- _Spatial layout entries_
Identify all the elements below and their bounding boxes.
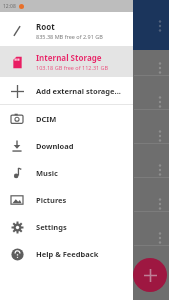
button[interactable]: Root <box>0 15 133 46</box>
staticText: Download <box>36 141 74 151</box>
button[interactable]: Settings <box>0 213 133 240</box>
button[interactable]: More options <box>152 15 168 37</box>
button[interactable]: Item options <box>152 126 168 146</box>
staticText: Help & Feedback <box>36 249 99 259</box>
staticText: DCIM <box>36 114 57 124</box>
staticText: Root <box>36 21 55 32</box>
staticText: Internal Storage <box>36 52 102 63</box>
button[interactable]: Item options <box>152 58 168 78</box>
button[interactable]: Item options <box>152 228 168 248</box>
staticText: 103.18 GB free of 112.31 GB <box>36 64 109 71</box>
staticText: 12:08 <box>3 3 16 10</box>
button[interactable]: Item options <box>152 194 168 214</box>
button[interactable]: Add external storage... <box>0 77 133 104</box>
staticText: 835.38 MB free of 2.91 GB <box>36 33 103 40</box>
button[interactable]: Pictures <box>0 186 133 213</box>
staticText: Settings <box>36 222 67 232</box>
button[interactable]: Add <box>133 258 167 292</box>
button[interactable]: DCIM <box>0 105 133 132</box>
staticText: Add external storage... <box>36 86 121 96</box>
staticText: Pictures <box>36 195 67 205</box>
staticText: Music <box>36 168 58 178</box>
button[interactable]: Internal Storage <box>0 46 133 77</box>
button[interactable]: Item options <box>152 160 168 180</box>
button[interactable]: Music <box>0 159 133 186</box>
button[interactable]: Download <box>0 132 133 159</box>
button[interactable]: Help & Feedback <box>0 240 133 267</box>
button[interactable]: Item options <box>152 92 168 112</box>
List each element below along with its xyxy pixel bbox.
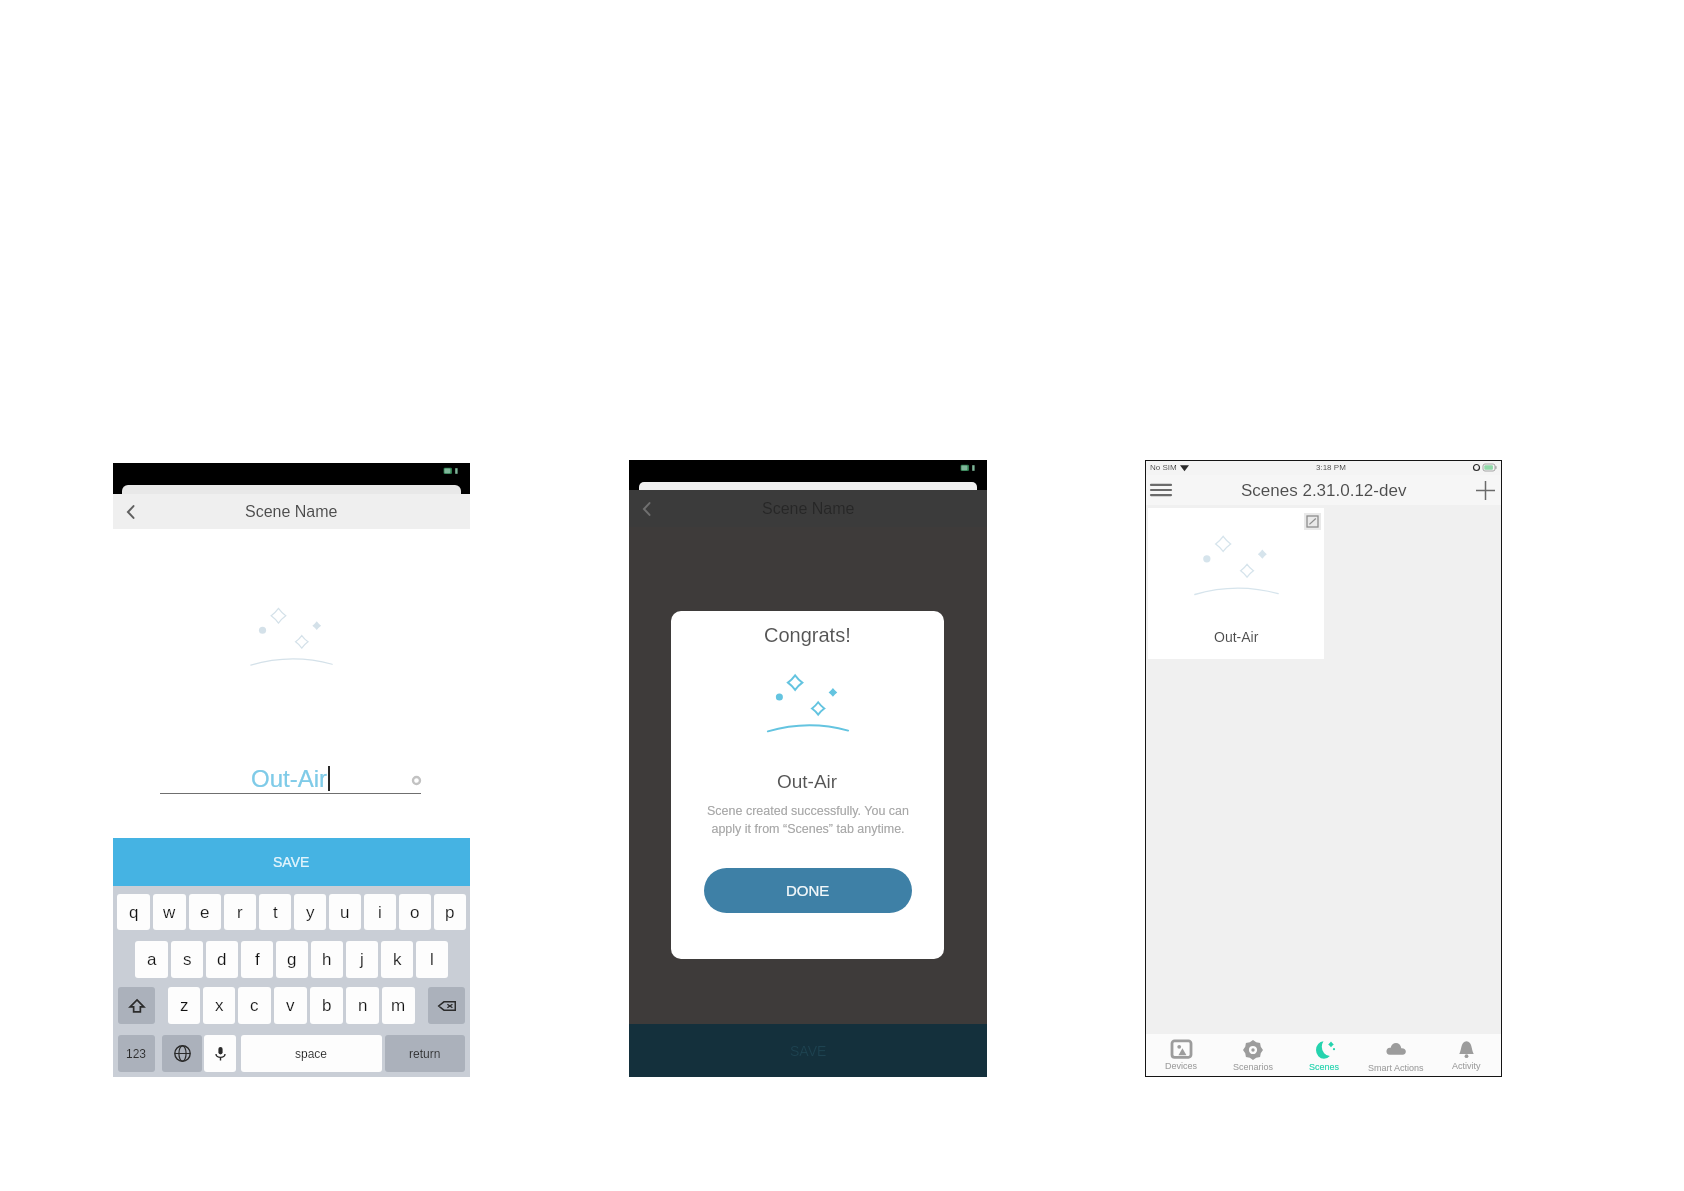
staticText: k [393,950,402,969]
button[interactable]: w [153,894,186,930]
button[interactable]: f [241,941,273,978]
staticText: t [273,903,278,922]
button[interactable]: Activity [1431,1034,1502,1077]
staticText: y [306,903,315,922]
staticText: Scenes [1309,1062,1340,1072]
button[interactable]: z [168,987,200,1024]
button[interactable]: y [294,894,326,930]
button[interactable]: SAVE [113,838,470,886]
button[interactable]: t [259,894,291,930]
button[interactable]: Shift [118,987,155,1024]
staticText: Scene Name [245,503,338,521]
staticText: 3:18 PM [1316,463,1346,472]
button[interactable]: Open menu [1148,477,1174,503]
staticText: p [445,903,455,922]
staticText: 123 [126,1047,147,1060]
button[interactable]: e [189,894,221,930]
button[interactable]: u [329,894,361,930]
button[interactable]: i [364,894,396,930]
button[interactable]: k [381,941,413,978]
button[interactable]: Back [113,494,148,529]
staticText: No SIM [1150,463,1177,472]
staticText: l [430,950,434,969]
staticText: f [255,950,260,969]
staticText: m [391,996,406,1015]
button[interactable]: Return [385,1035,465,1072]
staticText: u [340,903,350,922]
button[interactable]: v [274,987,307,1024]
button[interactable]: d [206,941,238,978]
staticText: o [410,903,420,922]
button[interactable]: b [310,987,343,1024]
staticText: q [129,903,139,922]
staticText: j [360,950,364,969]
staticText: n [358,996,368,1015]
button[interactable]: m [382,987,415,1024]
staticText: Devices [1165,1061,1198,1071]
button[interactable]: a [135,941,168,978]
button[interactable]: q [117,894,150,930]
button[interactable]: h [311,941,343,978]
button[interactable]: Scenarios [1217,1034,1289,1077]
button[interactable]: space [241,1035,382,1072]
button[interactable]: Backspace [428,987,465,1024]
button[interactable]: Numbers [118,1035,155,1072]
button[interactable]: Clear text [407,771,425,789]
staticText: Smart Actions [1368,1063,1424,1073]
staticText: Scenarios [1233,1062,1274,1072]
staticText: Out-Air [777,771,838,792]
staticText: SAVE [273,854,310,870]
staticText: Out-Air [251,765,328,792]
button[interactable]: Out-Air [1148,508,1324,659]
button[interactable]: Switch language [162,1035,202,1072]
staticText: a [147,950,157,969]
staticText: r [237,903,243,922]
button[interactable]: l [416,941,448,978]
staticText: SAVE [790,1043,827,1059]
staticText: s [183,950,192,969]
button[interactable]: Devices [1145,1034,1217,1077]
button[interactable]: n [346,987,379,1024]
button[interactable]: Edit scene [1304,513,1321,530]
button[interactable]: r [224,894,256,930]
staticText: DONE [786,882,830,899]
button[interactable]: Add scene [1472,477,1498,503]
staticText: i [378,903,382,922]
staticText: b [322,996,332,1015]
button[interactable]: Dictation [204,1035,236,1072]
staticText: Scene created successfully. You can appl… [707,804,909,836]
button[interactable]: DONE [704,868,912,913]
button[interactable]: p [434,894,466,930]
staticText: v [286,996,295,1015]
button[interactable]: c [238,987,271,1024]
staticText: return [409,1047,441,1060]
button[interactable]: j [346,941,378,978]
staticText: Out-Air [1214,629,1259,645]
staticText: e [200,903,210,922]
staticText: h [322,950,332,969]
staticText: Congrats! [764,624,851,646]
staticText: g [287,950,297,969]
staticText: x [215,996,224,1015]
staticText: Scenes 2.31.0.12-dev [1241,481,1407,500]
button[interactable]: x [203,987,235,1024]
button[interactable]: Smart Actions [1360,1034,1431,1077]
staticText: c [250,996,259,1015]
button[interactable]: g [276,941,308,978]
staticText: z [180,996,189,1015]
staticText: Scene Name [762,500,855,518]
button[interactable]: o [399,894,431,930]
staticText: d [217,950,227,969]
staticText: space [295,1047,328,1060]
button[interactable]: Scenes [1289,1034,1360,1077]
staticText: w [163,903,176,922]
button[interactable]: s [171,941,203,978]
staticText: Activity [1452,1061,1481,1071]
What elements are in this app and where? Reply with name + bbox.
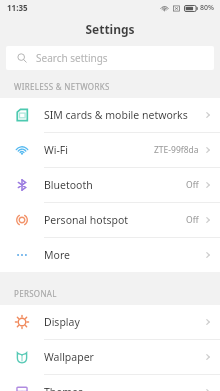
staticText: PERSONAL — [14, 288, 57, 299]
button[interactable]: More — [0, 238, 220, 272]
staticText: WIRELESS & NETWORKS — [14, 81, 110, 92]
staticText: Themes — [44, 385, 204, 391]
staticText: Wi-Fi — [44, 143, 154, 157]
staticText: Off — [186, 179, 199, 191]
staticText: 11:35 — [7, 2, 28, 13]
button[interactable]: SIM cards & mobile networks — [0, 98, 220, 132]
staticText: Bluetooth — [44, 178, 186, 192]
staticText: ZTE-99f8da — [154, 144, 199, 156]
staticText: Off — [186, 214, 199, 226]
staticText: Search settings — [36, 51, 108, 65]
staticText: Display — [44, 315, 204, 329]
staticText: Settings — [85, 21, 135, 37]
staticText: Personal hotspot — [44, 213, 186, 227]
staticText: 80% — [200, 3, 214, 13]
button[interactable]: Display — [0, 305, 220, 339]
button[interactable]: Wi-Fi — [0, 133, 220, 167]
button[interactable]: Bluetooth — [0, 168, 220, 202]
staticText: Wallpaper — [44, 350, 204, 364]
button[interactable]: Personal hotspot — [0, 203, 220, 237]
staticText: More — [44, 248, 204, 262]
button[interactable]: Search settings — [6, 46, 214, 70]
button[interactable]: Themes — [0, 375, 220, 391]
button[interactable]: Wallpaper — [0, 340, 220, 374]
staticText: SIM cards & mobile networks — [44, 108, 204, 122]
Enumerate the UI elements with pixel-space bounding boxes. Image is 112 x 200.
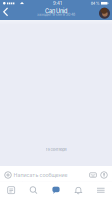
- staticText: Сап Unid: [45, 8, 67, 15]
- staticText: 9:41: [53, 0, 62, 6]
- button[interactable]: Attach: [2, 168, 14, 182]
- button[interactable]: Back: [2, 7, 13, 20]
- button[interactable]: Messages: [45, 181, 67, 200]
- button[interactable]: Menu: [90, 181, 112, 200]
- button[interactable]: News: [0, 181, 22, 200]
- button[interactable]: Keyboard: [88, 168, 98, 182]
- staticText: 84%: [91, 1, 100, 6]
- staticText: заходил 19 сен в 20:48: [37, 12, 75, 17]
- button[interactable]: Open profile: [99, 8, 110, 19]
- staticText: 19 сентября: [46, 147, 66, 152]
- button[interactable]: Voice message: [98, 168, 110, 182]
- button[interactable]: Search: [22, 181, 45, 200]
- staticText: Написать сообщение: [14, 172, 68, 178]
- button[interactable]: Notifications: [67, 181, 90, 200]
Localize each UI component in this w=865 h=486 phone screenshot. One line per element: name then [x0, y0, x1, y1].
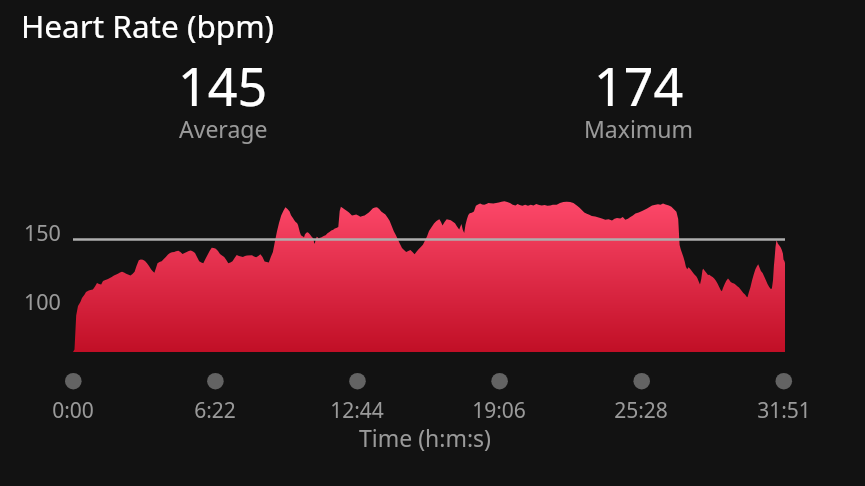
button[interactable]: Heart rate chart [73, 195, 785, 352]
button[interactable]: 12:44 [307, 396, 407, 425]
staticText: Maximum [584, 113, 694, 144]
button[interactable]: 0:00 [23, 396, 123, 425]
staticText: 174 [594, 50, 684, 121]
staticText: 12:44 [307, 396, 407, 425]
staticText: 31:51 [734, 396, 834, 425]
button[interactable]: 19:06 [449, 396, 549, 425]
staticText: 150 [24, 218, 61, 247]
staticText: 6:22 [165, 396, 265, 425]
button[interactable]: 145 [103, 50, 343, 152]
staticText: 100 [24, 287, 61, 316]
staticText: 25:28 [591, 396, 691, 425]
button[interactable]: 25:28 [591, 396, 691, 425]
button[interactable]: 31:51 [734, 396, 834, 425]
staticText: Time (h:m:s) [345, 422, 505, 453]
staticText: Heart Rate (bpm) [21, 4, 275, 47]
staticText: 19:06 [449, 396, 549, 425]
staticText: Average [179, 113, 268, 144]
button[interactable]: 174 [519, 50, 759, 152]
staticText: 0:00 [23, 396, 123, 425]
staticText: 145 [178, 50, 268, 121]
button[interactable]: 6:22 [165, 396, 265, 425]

- _Your task_
Copy the records from the line with "- staticText: Сап Unid: [45, 8, 67, 15]" up to and including the line with "Localize each UI", changing "Keyboard" to "Emoji" and leaving everything else as it is.

- _Response to this exercise_
- staticText: Сап Unid: [45, 8, 67, 15]
- staticText: 9:41: [53, 0, 62, 6]
- button[interactable]: Attach: [2, 168, 14, 182]
- button[interactable]: Back: [2, 7, 13, 20]
- button[interactable]: Messages: [45, 181, 67, 200]
- button[interactable]: Menu: [90, 181, 112, 200]
- button[interactable]: News: [0, 181, 22, 200]
- button[interactable]: Emoji: [88, 168, 98, 182]
- staticText: 84%: [91, 1, 100, 6]
- staticText: заходил 19 сен в 20:48: [37, 12, 75, 17]
- button[interactable]: Open profile: [99, 8, 110, 19]
- staticText: 19 сентября: [46, 147, 66, 152]
- button[interactable]: Voice message: [98, 168, 110, 182]
- button[interactable]: Search: [22, 181, 45, 200]
- staticText: Написать сообщение: [14, 172, 68, 178]
- button[interactable]: Notifications: [67, 181, 90, 200]
Localize each UI component in this w=865 h=486 phone screenshot. One line per element: name then [x0, y0, x1, y1].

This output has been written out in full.